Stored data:
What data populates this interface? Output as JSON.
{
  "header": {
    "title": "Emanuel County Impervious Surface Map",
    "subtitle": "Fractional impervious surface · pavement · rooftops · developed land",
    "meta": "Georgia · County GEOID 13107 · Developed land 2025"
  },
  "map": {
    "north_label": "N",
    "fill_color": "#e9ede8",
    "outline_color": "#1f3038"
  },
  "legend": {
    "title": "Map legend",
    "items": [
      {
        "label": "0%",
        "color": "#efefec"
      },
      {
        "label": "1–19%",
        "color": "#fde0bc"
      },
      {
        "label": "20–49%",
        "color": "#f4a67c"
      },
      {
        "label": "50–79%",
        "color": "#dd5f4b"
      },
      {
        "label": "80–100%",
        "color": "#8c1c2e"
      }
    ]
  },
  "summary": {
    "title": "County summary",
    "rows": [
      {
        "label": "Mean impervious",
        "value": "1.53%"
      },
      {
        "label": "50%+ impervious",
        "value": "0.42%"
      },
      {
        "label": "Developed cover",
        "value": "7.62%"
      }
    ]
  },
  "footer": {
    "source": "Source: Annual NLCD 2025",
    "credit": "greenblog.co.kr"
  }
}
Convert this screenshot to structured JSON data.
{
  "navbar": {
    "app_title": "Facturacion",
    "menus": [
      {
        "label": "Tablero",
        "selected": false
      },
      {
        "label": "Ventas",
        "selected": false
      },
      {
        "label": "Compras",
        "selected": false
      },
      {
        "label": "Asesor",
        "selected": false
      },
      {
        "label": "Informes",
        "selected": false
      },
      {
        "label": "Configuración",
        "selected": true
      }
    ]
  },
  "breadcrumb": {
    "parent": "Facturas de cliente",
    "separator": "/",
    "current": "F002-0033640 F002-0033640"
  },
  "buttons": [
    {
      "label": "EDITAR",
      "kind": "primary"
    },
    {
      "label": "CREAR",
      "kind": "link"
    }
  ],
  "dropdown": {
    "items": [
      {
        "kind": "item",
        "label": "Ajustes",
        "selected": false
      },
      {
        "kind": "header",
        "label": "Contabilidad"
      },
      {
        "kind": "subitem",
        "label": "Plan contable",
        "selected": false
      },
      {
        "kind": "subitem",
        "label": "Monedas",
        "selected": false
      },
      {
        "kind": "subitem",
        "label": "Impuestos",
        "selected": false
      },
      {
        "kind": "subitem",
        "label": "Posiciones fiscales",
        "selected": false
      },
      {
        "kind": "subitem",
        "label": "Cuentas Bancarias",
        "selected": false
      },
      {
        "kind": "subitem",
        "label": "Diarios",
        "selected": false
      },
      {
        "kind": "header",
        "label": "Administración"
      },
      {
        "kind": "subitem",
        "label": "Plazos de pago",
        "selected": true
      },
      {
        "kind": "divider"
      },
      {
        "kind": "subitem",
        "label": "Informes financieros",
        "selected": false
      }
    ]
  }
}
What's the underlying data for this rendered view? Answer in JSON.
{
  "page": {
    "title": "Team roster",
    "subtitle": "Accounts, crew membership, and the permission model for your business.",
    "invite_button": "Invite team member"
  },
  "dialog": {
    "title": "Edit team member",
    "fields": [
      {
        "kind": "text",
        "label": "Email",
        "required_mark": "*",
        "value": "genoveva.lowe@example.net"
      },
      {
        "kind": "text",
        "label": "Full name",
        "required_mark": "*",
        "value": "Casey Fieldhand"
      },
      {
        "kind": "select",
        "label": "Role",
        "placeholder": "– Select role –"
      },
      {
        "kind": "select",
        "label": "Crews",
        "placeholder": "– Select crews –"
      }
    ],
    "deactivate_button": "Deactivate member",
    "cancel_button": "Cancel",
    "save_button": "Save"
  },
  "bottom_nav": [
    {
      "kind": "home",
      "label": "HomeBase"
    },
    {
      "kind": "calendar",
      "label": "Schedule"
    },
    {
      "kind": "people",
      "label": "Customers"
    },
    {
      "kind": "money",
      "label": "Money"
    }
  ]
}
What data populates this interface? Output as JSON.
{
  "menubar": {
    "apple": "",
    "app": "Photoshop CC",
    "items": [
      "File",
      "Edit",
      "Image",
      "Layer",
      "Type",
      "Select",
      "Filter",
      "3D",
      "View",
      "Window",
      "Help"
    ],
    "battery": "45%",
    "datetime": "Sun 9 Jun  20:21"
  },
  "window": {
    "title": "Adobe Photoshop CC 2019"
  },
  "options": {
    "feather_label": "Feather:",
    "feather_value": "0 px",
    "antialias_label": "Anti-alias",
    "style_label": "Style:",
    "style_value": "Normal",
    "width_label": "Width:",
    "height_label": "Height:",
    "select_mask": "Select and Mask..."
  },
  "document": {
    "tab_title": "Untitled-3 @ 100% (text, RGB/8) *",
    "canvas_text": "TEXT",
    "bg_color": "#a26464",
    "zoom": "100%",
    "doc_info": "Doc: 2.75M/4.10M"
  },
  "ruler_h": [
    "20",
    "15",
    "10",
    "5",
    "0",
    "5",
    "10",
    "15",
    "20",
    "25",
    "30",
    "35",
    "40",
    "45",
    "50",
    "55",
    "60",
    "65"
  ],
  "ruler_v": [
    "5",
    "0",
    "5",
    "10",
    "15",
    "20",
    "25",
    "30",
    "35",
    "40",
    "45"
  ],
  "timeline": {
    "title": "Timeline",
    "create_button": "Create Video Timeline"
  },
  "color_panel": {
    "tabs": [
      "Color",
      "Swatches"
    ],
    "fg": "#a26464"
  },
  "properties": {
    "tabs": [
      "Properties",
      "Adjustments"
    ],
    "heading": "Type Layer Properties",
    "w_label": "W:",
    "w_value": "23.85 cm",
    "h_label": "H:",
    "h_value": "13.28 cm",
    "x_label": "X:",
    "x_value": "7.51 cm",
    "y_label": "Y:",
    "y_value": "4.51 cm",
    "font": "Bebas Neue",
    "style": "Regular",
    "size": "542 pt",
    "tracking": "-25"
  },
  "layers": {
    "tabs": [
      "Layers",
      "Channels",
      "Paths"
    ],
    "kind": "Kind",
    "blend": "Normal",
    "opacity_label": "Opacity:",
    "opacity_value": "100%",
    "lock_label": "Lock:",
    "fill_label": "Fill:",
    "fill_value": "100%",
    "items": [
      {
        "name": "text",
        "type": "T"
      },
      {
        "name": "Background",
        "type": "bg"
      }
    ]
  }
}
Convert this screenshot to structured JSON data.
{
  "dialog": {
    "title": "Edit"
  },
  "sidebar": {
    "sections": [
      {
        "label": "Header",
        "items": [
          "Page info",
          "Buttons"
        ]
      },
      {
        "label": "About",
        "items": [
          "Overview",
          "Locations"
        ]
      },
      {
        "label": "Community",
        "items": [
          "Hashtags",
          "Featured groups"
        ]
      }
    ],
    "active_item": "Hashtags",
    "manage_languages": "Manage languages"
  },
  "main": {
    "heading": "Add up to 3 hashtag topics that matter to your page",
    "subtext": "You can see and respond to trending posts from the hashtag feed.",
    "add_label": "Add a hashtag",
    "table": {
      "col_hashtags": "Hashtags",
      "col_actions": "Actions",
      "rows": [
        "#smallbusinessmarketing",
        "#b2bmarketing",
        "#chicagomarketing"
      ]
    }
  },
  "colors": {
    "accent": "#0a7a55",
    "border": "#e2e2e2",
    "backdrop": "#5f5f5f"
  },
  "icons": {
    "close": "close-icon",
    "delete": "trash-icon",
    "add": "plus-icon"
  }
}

**What is needed**
Gather all lines where the word "Informes" appears.

**Complete output**
        "label": "Informes",
        "label": "Informes financieros",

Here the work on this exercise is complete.